# DATA IN THIS EXERCISE:

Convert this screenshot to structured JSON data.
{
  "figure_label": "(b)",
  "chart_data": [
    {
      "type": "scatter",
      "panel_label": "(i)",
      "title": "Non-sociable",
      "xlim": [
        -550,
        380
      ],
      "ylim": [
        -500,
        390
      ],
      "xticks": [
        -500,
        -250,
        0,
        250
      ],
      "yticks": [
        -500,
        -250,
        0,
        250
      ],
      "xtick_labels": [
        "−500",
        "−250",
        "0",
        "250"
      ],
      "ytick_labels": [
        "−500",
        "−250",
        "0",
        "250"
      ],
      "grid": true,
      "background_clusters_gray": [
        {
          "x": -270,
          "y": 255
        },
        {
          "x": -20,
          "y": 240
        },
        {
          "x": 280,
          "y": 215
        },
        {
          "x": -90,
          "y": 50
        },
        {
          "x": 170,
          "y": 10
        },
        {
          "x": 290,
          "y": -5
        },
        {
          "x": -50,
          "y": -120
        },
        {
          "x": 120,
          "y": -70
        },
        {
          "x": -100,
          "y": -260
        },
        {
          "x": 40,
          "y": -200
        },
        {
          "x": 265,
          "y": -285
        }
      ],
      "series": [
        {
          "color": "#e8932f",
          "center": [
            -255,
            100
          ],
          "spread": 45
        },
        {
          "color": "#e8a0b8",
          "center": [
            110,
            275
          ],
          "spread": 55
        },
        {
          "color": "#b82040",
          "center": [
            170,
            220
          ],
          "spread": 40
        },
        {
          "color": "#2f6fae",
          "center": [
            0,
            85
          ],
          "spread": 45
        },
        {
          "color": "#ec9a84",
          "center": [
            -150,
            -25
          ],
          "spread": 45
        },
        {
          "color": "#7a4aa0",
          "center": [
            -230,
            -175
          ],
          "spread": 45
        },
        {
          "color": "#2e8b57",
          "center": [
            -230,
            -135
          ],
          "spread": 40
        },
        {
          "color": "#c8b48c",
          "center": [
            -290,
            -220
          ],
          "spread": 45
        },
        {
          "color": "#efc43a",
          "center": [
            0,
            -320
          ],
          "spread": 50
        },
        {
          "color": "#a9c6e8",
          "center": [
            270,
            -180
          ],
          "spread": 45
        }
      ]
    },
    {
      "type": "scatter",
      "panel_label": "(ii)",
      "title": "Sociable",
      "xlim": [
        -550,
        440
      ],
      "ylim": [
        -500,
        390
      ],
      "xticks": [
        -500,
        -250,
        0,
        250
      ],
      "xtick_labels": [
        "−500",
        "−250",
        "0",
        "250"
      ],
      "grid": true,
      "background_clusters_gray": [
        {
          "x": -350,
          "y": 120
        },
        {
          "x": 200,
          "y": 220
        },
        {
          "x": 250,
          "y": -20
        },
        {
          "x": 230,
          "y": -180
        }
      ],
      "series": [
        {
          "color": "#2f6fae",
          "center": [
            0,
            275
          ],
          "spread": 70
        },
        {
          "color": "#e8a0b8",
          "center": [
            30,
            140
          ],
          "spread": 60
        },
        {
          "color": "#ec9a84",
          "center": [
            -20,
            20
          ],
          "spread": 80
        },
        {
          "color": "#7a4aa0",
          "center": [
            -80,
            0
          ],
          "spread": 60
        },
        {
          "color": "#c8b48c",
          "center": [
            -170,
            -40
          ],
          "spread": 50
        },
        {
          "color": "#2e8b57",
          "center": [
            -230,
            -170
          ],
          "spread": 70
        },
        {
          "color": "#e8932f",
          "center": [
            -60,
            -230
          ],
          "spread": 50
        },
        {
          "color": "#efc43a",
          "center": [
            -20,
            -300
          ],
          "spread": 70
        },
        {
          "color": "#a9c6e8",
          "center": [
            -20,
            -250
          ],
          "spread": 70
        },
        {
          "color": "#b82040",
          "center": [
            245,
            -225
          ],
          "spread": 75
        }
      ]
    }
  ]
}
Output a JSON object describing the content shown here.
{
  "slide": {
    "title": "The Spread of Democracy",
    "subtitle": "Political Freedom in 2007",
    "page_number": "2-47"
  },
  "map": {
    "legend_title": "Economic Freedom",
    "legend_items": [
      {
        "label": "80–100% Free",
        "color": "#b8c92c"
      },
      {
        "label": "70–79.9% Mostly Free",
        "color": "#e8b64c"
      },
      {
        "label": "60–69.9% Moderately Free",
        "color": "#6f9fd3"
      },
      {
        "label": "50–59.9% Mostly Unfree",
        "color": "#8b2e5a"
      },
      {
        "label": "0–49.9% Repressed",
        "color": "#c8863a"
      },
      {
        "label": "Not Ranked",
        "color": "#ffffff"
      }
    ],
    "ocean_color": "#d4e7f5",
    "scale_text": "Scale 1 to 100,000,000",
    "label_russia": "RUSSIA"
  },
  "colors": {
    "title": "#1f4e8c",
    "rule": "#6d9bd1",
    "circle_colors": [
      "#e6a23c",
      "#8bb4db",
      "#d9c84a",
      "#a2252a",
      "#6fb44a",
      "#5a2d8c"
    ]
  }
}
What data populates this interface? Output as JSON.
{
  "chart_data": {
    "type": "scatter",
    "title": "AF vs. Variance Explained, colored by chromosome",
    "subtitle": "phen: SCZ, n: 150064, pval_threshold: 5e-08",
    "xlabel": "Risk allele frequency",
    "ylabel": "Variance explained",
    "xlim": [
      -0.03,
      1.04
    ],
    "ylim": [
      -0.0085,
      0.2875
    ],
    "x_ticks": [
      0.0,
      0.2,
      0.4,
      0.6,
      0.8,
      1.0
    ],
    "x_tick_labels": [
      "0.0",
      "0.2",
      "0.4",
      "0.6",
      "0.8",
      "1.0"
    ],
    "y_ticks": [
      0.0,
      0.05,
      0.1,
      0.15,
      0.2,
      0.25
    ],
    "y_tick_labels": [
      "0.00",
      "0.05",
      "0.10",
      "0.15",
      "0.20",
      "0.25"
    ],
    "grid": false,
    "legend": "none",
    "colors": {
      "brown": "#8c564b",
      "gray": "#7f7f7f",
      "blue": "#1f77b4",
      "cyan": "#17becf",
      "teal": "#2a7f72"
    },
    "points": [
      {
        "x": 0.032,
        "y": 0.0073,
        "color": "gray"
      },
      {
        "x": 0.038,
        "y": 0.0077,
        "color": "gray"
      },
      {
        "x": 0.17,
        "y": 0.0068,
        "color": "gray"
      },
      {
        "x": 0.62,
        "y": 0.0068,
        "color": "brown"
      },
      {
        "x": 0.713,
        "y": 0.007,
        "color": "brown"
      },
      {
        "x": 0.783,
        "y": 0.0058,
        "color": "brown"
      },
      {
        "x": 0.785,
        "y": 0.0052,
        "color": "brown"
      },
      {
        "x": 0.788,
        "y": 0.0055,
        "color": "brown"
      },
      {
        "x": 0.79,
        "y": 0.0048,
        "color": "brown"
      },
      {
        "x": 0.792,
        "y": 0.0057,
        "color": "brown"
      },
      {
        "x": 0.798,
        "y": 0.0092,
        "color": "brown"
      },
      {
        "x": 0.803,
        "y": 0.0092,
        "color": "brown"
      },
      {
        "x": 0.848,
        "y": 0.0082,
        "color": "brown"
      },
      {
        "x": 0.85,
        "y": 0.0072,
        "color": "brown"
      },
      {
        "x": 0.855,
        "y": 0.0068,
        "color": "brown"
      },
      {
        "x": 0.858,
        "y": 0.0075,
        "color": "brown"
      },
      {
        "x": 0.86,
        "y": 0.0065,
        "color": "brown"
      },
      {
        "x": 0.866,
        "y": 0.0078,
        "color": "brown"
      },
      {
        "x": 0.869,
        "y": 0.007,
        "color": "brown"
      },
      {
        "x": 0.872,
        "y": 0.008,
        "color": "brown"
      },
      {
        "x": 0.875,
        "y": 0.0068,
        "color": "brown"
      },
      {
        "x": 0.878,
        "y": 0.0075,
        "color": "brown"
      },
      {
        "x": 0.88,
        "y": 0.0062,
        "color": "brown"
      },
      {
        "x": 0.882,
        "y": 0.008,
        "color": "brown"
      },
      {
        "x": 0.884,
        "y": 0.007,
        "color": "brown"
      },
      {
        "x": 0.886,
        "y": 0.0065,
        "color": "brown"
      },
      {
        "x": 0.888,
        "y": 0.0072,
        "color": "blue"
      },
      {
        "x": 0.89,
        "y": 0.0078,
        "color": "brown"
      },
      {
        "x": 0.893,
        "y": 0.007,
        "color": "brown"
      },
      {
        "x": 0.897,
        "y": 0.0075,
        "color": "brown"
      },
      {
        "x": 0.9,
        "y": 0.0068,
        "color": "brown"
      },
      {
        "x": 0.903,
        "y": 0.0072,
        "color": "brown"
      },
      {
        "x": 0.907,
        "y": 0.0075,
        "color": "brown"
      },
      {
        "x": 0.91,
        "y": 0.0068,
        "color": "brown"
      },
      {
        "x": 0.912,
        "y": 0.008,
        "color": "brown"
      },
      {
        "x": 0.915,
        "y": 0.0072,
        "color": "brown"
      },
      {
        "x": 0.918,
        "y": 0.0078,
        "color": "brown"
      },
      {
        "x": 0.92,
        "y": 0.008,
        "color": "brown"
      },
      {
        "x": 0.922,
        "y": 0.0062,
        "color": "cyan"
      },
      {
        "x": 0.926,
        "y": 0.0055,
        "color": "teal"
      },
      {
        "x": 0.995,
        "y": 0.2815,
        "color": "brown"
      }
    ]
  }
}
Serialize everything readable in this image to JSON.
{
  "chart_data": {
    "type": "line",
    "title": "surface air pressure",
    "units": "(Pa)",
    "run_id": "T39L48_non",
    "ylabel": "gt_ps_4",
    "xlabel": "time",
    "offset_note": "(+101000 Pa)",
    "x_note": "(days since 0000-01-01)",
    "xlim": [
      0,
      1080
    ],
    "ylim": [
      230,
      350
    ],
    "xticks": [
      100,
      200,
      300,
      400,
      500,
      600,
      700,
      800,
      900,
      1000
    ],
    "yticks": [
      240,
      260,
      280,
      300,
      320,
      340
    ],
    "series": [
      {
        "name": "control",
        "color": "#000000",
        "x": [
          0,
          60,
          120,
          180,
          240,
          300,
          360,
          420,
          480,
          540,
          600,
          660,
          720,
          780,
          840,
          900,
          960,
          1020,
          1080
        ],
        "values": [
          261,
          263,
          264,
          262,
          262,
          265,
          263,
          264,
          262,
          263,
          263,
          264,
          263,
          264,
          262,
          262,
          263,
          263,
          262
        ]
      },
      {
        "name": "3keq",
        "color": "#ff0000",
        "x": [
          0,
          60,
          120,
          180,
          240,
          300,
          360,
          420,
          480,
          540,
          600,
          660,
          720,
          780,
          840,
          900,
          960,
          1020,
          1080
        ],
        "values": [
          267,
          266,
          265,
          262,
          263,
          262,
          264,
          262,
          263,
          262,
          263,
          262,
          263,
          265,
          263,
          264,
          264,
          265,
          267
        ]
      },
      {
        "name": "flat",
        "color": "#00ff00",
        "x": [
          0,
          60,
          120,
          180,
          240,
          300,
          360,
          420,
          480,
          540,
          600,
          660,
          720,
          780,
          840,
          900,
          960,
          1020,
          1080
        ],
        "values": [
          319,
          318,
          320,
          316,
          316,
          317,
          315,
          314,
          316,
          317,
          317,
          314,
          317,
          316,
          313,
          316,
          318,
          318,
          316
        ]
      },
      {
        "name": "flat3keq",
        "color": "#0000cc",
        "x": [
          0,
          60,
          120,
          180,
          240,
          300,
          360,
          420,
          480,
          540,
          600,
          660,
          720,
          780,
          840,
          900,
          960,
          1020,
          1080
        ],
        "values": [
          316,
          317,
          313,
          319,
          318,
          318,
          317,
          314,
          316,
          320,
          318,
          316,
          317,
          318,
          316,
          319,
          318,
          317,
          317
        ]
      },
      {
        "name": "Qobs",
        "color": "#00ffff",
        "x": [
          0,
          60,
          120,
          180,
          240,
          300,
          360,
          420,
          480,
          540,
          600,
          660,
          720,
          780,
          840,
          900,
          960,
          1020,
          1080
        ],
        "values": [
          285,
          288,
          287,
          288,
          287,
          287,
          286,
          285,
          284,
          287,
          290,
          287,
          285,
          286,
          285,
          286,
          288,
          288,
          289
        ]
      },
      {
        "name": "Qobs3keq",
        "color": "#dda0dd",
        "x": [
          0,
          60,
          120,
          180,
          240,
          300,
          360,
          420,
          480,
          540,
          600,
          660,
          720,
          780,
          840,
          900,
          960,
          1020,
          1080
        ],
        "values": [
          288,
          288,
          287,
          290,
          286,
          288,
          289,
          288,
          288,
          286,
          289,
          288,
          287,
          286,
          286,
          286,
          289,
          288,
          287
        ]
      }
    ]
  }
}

# WHAT YOU NEED TO DO:
Filter the entries down to the lines with the word "subtitle" in them.

# TASK SOLUTION:
    "subtitle": "Political Freedom in 2007",
    "subtitle": "phen: SCZ, n: 150064, pval_threshold: 5e-08",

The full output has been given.